Task inputs
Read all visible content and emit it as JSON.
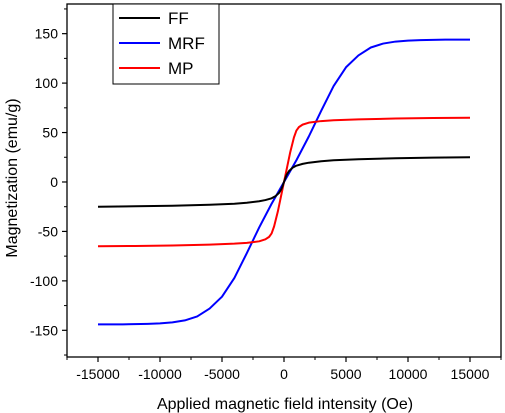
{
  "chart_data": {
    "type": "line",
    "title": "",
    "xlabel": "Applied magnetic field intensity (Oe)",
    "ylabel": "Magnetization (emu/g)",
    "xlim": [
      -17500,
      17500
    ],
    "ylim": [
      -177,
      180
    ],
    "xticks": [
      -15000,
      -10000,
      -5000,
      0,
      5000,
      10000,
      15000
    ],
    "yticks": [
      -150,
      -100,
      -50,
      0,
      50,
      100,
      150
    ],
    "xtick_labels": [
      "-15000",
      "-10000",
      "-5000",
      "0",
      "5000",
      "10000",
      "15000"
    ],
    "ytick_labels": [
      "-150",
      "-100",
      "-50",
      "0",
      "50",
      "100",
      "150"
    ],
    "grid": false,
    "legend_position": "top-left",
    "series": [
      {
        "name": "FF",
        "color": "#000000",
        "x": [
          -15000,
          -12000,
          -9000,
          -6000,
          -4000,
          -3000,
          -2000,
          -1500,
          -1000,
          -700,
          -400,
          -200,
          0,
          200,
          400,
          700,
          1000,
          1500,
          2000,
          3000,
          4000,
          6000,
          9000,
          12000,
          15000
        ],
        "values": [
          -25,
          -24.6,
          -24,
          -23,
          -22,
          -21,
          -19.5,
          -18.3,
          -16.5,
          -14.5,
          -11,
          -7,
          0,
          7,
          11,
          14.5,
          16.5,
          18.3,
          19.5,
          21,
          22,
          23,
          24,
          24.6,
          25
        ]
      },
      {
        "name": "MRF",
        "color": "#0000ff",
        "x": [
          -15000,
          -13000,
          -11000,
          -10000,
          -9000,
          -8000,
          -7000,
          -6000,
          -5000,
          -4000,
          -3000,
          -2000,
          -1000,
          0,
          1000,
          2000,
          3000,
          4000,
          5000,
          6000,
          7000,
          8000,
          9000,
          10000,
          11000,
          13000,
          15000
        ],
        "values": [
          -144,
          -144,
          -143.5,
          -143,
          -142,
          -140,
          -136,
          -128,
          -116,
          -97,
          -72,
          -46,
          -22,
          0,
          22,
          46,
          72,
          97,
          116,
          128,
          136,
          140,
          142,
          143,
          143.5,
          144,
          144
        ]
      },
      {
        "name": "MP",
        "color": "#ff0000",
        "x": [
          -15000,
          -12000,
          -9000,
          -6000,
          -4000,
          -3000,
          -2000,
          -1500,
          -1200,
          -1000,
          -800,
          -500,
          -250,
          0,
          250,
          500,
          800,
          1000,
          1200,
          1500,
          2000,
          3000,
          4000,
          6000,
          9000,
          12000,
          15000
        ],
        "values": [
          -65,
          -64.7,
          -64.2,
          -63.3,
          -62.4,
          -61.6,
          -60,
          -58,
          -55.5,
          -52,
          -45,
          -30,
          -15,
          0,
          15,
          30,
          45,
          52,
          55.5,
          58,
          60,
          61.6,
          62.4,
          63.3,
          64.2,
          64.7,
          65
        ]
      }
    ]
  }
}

...

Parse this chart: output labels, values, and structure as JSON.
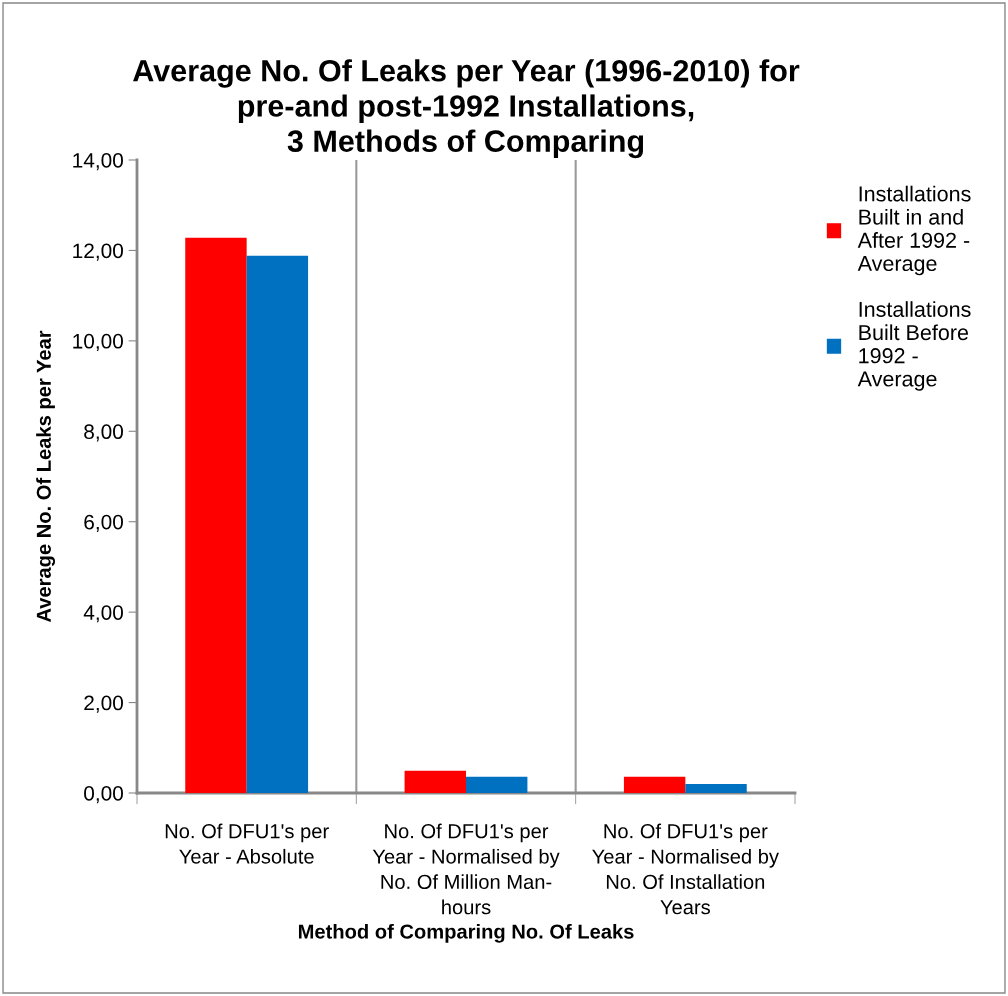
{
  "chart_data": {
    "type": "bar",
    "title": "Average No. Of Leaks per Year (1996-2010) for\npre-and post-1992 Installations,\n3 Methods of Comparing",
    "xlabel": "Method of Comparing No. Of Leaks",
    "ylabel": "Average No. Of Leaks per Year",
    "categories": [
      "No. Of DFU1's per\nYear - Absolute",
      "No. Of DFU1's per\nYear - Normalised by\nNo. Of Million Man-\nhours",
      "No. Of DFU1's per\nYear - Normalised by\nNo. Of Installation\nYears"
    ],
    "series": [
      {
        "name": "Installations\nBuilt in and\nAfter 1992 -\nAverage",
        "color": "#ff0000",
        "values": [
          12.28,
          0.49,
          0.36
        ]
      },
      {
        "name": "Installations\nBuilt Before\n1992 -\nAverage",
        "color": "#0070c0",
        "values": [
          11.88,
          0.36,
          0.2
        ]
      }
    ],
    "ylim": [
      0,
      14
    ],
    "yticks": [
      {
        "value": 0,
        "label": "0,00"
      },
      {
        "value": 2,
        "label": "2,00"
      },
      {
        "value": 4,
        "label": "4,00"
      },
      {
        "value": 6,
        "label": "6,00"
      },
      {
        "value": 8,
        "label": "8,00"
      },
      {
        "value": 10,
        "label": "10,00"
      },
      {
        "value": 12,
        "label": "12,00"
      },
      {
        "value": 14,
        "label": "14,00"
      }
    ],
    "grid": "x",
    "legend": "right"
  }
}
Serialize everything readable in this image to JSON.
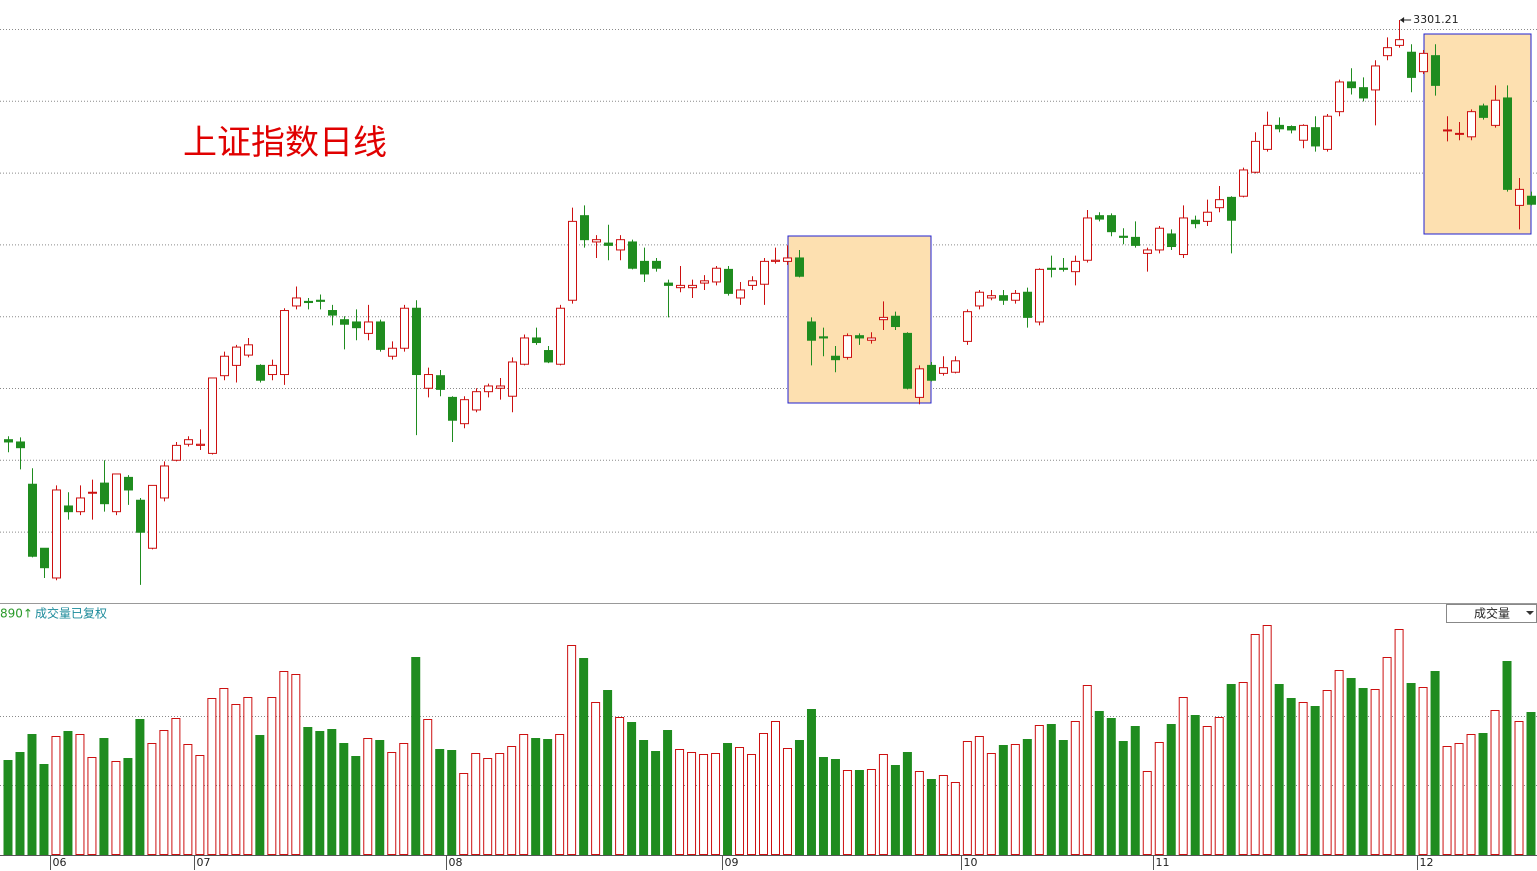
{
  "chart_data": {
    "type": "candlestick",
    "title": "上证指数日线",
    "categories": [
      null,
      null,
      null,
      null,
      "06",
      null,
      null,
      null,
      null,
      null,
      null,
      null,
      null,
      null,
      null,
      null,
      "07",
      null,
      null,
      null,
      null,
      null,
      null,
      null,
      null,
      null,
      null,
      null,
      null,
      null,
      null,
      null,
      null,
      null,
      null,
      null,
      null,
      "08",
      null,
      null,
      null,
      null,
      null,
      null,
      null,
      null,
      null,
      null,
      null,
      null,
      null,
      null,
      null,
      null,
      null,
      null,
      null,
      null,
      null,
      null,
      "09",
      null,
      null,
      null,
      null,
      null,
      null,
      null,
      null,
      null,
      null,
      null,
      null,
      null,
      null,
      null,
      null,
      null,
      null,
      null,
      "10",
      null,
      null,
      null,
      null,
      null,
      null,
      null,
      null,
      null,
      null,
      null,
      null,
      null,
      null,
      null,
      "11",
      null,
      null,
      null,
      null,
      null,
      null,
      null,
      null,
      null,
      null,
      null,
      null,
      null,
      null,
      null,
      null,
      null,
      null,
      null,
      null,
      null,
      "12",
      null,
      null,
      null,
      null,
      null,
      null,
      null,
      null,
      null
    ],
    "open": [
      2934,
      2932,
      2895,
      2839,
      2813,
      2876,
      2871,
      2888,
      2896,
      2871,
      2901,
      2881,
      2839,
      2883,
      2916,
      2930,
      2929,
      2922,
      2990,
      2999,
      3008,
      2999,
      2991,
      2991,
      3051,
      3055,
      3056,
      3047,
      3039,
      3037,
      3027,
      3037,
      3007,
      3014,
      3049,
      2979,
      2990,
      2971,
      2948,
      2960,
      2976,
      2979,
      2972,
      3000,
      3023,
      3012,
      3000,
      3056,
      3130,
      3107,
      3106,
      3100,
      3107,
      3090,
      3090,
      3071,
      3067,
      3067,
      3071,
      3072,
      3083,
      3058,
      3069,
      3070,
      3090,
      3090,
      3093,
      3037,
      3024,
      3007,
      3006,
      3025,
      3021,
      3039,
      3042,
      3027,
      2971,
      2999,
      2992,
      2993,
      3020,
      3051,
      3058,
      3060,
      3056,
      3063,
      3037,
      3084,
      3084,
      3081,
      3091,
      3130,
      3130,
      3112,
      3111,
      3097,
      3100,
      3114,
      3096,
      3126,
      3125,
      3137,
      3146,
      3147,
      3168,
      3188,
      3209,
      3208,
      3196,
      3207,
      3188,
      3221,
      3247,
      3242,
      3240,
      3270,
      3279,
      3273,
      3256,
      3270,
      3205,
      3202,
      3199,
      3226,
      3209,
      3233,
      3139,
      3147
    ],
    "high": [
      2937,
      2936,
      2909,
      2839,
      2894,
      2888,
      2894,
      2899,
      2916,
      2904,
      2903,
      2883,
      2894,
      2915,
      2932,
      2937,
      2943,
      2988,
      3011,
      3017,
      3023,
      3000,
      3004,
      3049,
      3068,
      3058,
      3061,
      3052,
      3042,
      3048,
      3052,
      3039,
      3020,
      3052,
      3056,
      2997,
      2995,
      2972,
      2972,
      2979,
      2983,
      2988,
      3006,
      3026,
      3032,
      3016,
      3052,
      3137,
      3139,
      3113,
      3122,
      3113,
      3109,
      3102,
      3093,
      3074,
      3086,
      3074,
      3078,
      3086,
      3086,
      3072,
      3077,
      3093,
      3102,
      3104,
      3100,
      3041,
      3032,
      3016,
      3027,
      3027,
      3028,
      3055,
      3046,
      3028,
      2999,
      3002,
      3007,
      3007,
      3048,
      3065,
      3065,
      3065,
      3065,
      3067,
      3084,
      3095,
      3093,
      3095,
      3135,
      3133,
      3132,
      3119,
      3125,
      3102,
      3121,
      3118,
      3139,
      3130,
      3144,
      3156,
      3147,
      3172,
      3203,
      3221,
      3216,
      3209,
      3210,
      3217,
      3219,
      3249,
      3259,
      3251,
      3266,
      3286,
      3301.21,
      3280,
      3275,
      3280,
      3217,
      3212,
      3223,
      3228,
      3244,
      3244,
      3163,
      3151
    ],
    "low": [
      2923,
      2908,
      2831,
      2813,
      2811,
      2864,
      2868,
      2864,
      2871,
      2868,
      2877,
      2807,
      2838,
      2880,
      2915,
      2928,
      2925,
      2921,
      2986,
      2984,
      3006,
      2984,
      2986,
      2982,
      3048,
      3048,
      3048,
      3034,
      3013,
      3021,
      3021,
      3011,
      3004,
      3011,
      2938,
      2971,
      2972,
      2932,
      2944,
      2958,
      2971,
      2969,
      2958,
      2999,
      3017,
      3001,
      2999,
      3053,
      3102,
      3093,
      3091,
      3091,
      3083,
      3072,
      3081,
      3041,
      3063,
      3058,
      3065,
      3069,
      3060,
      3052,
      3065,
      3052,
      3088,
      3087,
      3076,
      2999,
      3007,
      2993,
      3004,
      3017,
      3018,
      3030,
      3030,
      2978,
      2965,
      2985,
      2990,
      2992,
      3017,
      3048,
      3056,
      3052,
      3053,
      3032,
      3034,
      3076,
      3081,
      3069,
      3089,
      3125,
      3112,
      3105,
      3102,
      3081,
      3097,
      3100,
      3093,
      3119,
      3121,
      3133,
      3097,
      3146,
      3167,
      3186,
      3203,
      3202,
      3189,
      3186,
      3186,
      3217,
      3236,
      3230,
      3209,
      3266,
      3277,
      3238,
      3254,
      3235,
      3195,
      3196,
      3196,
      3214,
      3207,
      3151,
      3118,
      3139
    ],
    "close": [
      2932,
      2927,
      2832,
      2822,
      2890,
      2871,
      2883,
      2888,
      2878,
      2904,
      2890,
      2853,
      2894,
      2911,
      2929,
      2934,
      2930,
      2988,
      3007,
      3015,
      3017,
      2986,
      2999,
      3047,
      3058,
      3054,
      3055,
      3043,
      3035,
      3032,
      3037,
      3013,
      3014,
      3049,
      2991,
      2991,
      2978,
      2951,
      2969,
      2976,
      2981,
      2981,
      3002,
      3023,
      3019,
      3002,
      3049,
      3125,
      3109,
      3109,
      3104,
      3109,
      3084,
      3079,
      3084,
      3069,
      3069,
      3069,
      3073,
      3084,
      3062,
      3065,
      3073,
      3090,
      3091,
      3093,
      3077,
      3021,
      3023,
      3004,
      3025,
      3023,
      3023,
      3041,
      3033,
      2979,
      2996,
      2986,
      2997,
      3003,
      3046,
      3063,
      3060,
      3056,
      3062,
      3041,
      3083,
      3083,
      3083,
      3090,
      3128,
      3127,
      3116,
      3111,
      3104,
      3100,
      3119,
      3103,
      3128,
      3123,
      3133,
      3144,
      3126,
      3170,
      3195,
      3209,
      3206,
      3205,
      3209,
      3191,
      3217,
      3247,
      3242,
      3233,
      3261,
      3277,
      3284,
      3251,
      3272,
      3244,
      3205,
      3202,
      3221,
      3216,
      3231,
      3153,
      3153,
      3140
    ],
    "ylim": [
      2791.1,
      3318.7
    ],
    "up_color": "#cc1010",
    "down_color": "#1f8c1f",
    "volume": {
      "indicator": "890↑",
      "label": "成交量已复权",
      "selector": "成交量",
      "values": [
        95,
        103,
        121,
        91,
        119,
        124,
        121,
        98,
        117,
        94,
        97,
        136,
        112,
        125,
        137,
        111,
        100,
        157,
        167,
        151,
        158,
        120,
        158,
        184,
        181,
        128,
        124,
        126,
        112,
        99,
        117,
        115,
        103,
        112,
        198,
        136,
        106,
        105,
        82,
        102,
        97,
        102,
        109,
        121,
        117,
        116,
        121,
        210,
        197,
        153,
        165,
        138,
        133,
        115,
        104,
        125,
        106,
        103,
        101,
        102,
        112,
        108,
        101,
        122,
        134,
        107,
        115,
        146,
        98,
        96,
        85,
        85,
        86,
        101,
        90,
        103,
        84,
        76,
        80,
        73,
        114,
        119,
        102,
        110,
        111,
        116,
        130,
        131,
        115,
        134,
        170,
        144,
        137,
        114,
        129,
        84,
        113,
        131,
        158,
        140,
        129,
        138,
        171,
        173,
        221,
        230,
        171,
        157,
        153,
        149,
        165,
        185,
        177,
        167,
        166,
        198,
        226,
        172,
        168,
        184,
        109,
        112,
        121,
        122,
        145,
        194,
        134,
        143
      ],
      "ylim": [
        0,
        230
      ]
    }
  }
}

==

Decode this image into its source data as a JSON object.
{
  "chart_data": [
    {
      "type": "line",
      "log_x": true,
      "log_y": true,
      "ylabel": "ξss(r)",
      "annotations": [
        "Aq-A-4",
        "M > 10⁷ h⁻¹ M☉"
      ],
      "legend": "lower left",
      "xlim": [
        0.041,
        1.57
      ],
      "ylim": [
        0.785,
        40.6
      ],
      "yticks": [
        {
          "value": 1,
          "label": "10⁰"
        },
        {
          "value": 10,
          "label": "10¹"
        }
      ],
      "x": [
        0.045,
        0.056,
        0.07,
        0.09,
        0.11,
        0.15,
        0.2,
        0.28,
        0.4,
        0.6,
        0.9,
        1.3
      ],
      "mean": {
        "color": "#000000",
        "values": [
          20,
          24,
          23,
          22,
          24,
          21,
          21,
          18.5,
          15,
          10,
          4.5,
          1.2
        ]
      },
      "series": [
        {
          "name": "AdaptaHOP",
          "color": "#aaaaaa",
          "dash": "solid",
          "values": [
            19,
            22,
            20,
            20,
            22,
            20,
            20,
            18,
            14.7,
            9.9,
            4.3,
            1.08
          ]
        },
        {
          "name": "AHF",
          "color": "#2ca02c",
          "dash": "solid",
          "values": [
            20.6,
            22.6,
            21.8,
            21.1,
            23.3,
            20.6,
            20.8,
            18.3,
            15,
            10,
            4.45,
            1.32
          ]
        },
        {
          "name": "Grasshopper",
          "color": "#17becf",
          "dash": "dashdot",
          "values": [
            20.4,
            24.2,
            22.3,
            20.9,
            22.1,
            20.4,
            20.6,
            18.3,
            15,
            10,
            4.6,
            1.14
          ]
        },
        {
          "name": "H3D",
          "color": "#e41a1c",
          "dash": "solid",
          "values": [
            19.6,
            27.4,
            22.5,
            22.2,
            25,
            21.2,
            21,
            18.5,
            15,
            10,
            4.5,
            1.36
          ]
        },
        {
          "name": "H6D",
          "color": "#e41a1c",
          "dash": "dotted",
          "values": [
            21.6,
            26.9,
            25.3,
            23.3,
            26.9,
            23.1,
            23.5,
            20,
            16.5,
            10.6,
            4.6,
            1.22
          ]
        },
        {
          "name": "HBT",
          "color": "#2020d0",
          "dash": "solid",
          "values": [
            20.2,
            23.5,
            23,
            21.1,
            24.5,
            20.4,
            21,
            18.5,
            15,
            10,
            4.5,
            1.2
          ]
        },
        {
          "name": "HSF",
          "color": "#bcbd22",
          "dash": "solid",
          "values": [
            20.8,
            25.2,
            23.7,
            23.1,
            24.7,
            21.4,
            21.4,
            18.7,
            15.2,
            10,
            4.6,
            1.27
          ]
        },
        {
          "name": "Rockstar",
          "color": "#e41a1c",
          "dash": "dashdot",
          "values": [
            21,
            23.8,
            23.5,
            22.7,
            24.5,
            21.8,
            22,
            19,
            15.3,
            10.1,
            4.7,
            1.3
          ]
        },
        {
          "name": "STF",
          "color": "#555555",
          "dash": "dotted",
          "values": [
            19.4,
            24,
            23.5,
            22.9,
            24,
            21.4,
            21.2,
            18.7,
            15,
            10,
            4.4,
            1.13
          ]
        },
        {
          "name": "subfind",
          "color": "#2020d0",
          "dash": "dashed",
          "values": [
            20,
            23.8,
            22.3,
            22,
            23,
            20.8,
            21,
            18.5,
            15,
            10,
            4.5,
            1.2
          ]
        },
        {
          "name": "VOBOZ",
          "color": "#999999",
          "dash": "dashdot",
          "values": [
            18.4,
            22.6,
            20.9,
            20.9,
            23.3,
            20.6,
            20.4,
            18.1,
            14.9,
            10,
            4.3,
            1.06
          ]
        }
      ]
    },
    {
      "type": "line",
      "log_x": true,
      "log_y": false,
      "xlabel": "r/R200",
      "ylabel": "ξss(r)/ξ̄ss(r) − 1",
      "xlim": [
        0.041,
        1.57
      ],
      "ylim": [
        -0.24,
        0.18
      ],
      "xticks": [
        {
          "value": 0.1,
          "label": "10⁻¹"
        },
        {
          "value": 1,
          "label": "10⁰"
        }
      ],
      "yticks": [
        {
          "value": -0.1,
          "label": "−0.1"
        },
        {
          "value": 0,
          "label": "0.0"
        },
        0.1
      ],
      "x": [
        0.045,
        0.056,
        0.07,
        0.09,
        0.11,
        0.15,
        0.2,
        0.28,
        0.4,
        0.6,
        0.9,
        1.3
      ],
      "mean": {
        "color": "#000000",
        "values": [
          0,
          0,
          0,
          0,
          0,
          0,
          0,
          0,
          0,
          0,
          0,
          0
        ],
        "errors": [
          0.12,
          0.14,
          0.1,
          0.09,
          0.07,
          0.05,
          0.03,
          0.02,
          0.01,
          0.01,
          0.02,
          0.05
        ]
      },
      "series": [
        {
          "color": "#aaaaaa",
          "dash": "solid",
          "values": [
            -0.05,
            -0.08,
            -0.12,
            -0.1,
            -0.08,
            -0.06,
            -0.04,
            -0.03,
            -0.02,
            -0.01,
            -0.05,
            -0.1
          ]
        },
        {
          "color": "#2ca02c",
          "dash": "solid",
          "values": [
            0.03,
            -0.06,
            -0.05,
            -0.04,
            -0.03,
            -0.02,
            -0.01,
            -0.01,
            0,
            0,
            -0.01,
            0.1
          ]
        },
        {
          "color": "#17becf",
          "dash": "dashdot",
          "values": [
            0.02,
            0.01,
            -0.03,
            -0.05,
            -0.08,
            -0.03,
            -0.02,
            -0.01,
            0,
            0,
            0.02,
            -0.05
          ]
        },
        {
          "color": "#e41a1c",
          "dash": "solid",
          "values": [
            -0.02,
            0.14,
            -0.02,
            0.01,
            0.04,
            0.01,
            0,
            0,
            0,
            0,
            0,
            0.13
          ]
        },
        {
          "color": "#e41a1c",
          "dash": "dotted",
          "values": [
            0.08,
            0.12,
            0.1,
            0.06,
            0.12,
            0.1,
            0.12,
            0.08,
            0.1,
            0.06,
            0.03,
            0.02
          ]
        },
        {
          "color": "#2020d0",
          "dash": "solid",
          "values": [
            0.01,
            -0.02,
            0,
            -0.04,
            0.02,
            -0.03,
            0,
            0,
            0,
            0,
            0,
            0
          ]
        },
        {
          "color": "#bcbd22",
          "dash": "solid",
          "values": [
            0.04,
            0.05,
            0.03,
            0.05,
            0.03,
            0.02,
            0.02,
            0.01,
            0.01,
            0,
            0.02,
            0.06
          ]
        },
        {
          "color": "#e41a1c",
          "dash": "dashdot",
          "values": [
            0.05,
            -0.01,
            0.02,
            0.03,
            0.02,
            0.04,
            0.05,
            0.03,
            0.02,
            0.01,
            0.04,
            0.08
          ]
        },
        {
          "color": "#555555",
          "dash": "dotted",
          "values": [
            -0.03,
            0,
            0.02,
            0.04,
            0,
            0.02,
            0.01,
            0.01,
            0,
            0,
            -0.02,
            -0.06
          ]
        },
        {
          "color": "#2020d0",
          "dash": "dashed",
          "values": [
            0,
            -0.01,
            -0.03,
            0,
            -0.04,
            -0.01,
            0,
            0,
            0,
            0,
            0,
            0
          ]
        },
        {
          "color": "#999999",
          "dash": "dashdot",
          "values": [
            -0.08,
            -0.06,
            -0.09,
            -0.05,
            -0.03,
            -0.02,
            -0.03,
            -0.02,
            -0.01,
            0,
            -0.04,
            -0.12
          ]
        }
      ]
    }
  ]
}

What is needed
Lines that hold "type" are the ones to copy; find all of them.

Solution for this problem
    "type": "line",
    "type": "bar",
    "type": "candlestick",
      "type": "line",
      "type": "line",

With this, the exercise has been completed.